» Task brief
Copy all of the records below verbatim.

» Entries supplied
— Begin —

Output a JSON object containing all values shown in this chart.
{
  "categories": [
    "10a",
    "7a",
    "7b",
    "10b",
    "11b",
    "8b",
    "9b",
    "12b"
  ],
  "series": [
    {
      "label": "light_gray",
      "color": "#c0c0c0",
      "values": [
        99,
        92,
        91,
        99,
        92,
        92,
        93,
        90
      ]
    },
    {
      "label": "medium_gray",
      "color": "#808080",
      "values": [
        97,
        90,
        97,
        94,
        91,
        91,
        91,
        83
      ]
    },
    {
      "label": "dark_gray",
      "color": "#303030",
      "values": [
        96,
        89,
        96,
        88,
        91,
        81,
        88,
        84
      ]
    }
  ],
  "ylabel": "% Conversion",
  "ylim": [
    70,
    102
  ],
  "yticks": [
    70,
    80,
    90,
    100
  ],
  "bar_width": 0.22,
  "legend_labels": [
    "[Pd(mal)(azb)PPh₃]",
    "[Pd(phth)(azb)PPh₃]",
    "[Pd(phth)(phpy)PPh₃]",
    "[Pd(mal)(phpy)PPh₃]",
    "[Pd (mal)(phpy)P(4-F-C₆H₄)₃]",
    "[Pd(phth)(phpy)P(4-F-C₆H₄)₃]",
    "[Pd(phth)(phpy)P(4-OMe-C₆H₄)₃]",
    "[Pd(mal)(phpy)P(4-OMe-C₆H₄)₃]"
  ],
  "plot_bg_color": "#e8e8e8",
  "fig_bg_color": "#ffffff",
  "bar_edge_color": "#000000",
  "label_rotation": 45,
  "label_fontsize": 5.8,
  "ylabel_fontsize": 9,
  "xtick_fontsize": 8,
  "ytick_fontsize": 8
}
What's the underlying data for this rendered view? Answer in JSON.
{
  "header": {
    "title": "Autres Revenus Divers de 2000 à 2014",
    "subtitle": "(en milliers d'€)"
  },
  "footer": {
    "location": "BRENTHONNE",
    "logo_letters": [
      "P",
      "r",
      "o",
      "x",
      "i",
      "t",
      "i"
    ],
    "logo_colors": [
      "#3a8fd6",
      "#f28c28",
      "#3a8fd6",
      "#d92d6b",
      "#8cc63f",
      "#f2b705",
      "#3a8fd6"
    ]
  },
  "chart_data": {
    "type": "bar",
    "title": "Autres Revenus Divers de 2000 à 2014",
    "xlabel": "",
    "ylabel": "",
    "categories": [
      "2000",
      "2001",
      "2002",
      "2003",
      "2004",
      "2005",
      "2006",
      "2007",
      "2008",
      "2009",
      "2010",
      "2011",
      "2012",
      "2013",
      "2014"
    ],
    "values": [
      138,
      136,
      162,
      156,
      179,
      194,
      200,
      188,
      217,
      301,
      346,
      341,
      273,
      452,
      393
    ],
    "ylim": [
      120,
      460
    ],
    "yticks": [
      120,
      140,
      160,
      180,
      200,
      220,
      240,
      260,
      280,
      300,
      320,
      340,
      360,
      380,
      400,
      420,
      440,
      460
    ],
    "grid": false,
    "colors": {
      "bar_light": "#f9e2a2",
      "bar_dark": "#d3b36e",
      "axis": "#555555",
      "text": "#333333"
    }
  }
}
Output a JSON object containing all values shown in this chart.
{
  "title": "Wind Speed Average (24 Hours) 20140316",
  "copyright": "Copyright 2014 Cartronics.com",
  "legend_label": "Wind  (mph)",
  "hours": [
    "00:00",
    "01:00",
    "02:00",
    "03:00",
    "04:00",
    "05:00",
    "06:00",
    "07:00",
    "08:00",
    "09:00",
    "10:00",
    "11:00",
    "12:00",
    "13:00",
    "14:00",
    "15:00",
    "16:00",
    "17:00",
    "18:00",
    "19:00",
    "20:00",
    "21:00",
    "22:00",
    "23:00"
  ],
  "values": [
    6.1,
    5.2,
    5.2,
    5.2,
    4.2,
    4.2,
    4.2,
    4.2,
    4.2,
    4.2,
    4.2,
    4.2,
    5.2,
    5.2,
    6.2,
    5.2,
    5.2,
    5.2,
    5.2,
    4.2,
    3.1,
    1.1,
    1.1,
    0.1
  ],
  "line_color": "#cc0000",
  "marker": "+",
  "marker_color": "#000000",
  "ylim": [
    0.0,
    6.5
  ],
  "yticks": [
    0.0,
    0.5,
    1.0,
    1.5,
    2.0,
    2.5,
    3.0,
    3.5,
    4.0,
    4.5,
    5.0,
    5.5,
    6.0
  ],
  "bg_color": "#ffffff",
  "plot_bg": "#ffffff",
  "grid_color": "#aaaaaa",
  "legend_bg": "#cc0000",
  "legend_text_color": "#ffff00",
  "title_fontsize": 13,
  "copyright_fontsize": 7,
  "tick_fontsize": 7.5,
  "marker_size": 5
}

— End —

» Solved exercise
Output a JSON object containing all values shown in this chart.
{
  "categories": [
    "10a",
    "7a",
    "7b",
    "10b",
    "11b",
    "8b",
    "9b",
    "12b"
  ],
  "series": [
    {
      "label": "light_gray",
      "color": "#c0c0c0",
      "values": [
        99,
        92,
        91,
        99,
        92,
        92,
        93,
        90
      ]
    },
    {
      "label": "medium_gray",
      "color": "#808080",
      "values": [
        97,
        90,
        97,
        94,
        91,
        91,
        91,
        83
      ]
    },
    {
      "label": "dark_gray",
      "color": "#303030",
      "values": [
        96,
        89,
        96,
        88,
        91,
        81,
        88,
        84
      ]
    }
  ],
  "ylabel": "% Conversion",
  "ylim": [
    70,
    102
  ],
  "yticks": [
    70,
    80,
    90,
    100
  ],
  "bar_width": 0.22,
  "legend_labels": [
    "[Pd(mal)(azb)PPh₃]",
    "[Pd(phth)(azb)PPh₃]",
    "[Pd(phth)(phpy)PPh₃]",
    "[Pd(mal)(phpy)PPh₃]",
    "[Pd (mal)(phpy)P(4-F-C₆H₄)₃]",
    "[Pd(phth)(phpy)P(4-F-C₆H₄)₃]",
    "[Pd(phth)(phpy)P(4-OMe-C₆H₄)₃]",
    "[Pd(mal)(phpy)P(4-OMe-C₆H₄)₃]"
  ],
  "plot_bg_color": "#e8e8e8",
  "fig_bg_color": "#ffffff",
  "bar_edge_color": "#000000",
  "label_rotation": 45,
  "label_fontsize": 5.8,
  "ylabel_fontsize": 9,
  "xtick_fontsize": 8,
  "ytick_fontsize": 8
}
What's the underlying data for this rendered view? Answer in JSON.
{
  "header": {
    "title": "Autres Revenus Divers de 2000 à 2014",
    "subtitle": "(en milliers d'€)"
  },
  "footer": {
    "location": "BRENTHONNE",
    "logo_letters": [
      "P",
      "r",
      "o",
      "x",
      "i",
      "t",
      "i"
    ],
    "logo_colors": [
      "#3a8fd6",
      "#f28c28",
      "#3a8fd6",
      "#d92d6b",
      "#8cc63f",
      "#f2b705",
      "#3a8fd6"
    ]
  },
  "chart_data": {
    "type": "bar",
    "title": "Autres Revenus Divers de 2000 à 2014",
    "xlabel": "",
    "ylabel": "",
    "categories": [
      "2000",
      "2001",
      "2002",
      "2003",
      "2004",
      "2005",
      "2006",
      "2007",
      "2008",
      "2009",
      "2010",
      "2011",
      "2012",
      "2013",
      "2014"
    ],
    "values": [
      138,
      136,
      162,
      156,
      179,
      194,
      200,
      188,
      217,
      301,
      346,
      341,
      273,
      452,
      393
    ],
    "ylim": [
      120,
      460
    ],
    "yticks": [
      120,
      140,
      160,
      180,
      200,
      220,
      240,
      260,
      280,
      300,
      320,
      340,
      360,
      380,
      400,
      420,
      440,
      460
    ],
    "grid": false,
    "colors": {
      "bar_light": "#f9e2a2",
      "bar_dark": "#d3b36e",
      "axis": "#555555",
      "text": "#333333"
    }
  }
}
Output a JSON object containing all values shown in this chart.
{
  "title": "Wind Speed Average (24 Hours) 20140316",
  "copyright": "Copyright 2014 Cartronics.com",
  "legend_label": "Wind  (mph)",
  "hours": [
    "00:00",
    "01:00",
    "02:00",
    "03:00",
    "04:00",
    "05:00",
    "06:00",
    "07:00",
    "08:00",
    "09:00",
    "10:00",
    "11:00",
    "12:00",
    "13:00",
    "14:00",
    "15:00",
    "16:00",
    "17:00",
    "18:00",
    "19:00",
    "20:00",
    "21:00",
    "22:00",
    "23:00"
  ],
  "values": [
    6.1,
    5.2,
    5.2,
    5.2,
    4.2,
    4.2,
    4.2,
    4.2,
    4.2,
    4.2,
    4.2,
    4.2,
    5.2,
    5.2,
    6.2,
    5.2,
    5.2,
    5.2,
    5.2,
    4.2,
    3.1,
    1.1,
    1.1,
    0.1
  ],
  "line_color": "#cc0000",
  "marker": "+",
  "marker_color": "#000000",
  "ylim": [
    0.0,
    6.5
  ],
  "yticks": [
    0.0,
    0.5,
    1.0,
    1.5,
    2.0,
    2.5,
    3.0,
    3.5,
    4.0,
    4.5,
    5.0,
    5.5,
    6.0
  ],
  "bg_color": "#ffffff",
  "plot_bg": "#ffffff",
  "grid_color": "#aaaaaa",
  "legend_bg": "#cc0000",
  "legend_text_color": "#ffff00",
  "title_fontsize": 13,
  "copyright_fontsize": 7,
  "tick_fontsize": 7.5,
  "marker_size": 5
}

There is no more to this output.